## start EXTRACTED DATA
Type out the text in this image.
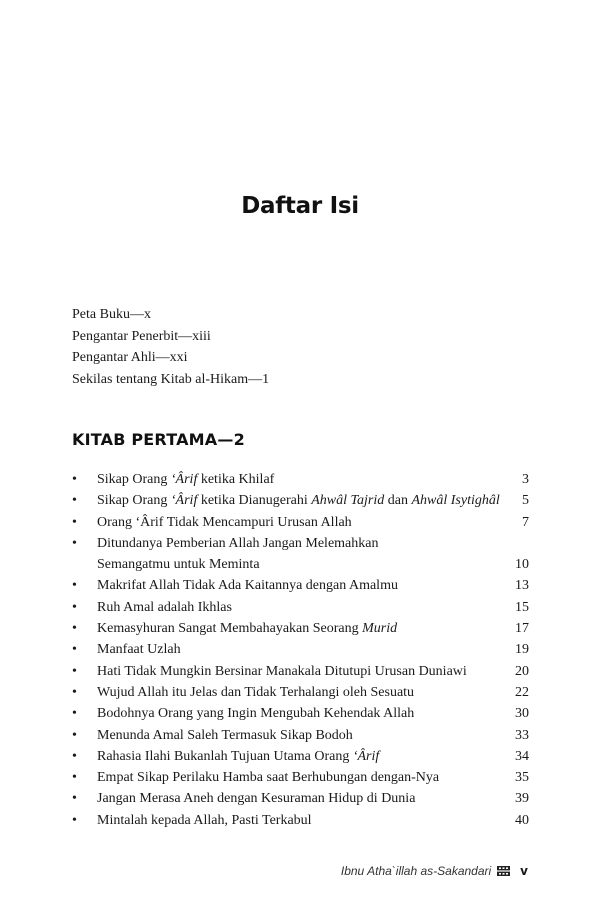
Daftar Isi
Peta Buku—x
Pengantar Penerbit—xiii
Pengantar Ahli—xxi
Sekilas tentang Kitab al-Hikam—1
KITAB PERTAMA—2
• Sikap Orang ‘Ârif ketika Khilaf	3
• Sikap Orang ‘Ârif ketika Dianugerahi Ahwâl Tajrid dan Ahwâl Isytighâl 5
• Orang ‘Ârif Tidak Mencampuri Urusan Allah	7
• Ditundanya Pemberian Allah Jangan Melemahkan
Semangatmu untuk Meminta	10
• Makrifat Allah Tidak Ada Kaitannya dengan Amalmu	13
• Ruh Amal adalah Ikhlas	15
• Kemasyhuran Sangat Membahayakan Seorang Murid	17
• Manfaat Uzlah	19
• Hati Tidak Mungkin Bersinar Manakala Ditutupi Urusan Duniawi	20
• Wujud Allah itu Jelas dan Tidak Terhalangi oleh Sesuatu	22
• Bodohnya Orang yang Ingin Mengubah Kehendak Allah	30
• Menunda Amal Saleh Termasuk Sikap Bodoh	33
• Rahasia Ilahi Bukanlah Tujuan Utama Orang ‘Ârif	34
• Empat Sikap Perilaku Hamba saat Berhubungan dengan-Nya	35
• Jangan Merasa Aneh dengan Kesuraman Hidup di Dunia	39
• Mintalah kepada Allah, Pasti Terkabul	40
Ibnu Atha`illah as-Sakandari v
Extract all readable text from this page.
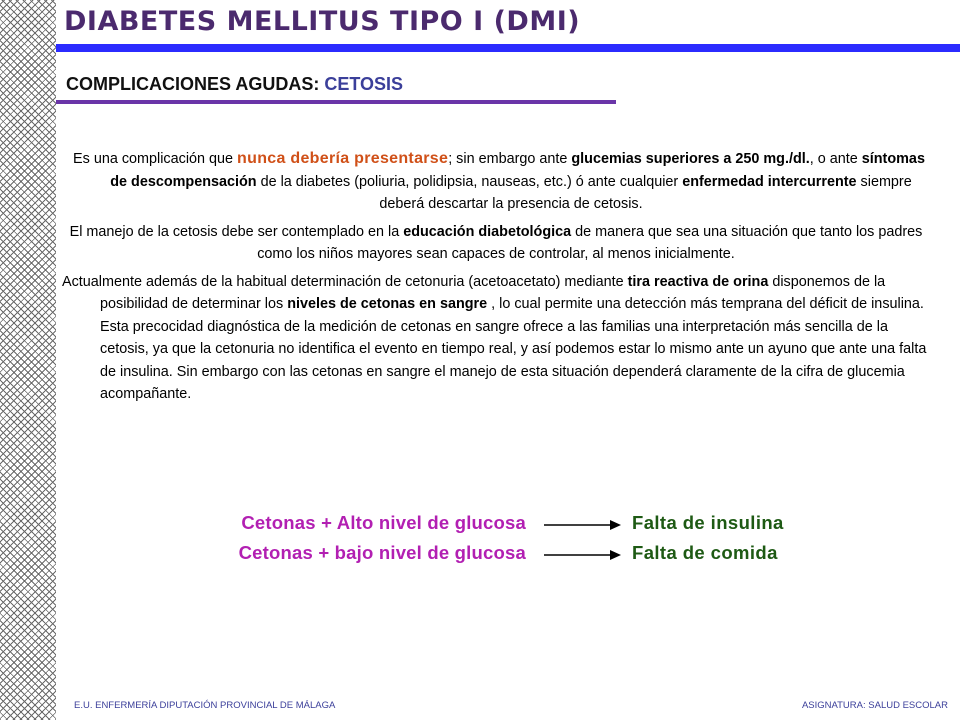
DIABETES MELLITUS TIPO I (DMI)
COMPLICACIONES AGUDAS: CETOSIS

Es una complicación que nunca debería presentarse; sin embargo ante glucemias superiores a 250 mg./dl., o ante síntomas de descompensación de la diabetes (poliuria, polidipsia, nauseas, etc.) ó ante cualquier enfermedad intercurrente siempre deberá descartar la presencia de cetosis.

El manejo de la cetosis debe ser contemplado en la educación diabetológica de manera que sea una situación que tanto los padres como los niños mayores sean capaces de controlar, al menos inicialmente.

Actualmente además de la habitual determinación de cetonuria (acetoacetato) mediante tira reactiva de orina disponemos de la posibilidad de determinar los niveles de cetonas en sangre , lo cual permite una detección más temprana del déficit de insulina. Esta precocidad diagnóstica de la medición de cetonas en sangre ofrece a las familias una interpretación más sencilla de la cetosis, ya que la cetonuria no identifica el evento en tiempo real, y así podemos estar lo mismo ante un ayuno que ante una falta de insulina. Sin embargo con las cetonas en sangre el manejo de esta situación dependerá claramente de la cifra de glucemia acompañante.

Cetonas + Alto nivel de glucosa	Falta de insulina
Cetonas + bajo nivel de glucosa	Falta de comida
E.U. ENFERMERÍA DIPUTACIÓN PROVINCIAL DE MÁLAGA	ASIGNATURA: SALUD ESCOLAR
## end EXTRACTED DATA
• AIM: Quote the listing above in full, except for the pictures.

• EXPECTED ANSWER:
Type out the text in this image.
Daftar Isi
Peta Buku—x
Pengantar Penerbit—xiii
Pengantar Ahli—xxi
Sekilas tentang Kitab al-Hikam—1
KITAB PERTAMA—2
• Sikap Orang ‘Ârif ketika Khilaf	3
• Sikap Orang ‘Ârif ketika Dianugerahi Ahwâl Tajrid dan Ahwâl Isytighâl 5
• Orang ‘Ârif Tidak Mencampuri Urusan Allah	7
• Ditundanya Pemberian Allah Jangan Melemahkan
Semangatmu untuk Meminta	10
• Makrifat Allah Tidak Ada Kaitannya dengan Amalmu	13
• Ruh Amal adalah Ikhlas	15
• Kemasyhuran Sangat Membahayakan Seorang Murid	17
• Manfaat Uzlah	19
• Hati Tidak Mungkin Bersinar Manakala Ditutupi Urusan Duniawi	20
• Wujud Allah itu Jelas dan Tidak Terhalangi oleh Sesuatu	22
• Bodohnya Orang yang Ingin Mengubah Kehendak Allah	30
• Menunda Amal Saleh Termasuk Sikap Bodoh	33
• Rahasia Ilahi Bukanlah Tujuan Utama Orang ‘Ârif	34
• Empat Sikap Perilaku Hamba saat Berhubungan dengan-Nya	35
• Jangan Merasa Aneh dengan Kesuraman Hidup di Dunia	39
• Mintalah kepada Allah, Pasti Terkabul	40
Ibnu Atha`illah as-Sakandari v
Extract all readable text from this page.
DIABETES MELLITUS TIPO I (DMI)
COMPLICACIONES AGUDAS: CETOSIS

Es una complicación que nunca debería presentarse; sin embargo ante glucemias superiores a 250 mg./dl., o ante síntomas de descompensación de la diabetes (poliuria, polidipsia, nauseas, etc.) ó ante cualquier enfermedad intercurrente siempre deberá descartar la presencia de cetosis.

El manejo de la cetosis debe ser contemplado en la educación diabetológica de manera que sea una situación que tanto los padres como los niños mayores sean capaces de controlar, al menos inicialmente.

Actualmente además de la habitual determinación de cetonuria (acetoacetato) mediante tira reactiva de orina disponemos de la posibilidad de determinar los niveles de cetonas en sangre , lo cual permite una detección más temprana del déficit de insulina. Esta precocidad diagnóstica de la medición de cetonas en sangre ofrece a las familias una interpretación más sencilla de la cetosis, ya que la cetonuria no identifica el evento en tiempo real, y así podemos estar lo mismo ante un ayuno que ante una falta de insulina. Sin embargo con las cetonas en sangre el manejo de esta situación dependerá claramente de la cifra de glucemia acompañante.

Cetonas + Alto nivel de glucosa	Falta de insulina
Cetonas + bajo nivel de glucosa	Falta de comida
E.U. ENFERMERÍA DIPUTACIÓN PROVINCIAL DE MÁLAGA	ASIGNATURA: SALUD ESCOLAR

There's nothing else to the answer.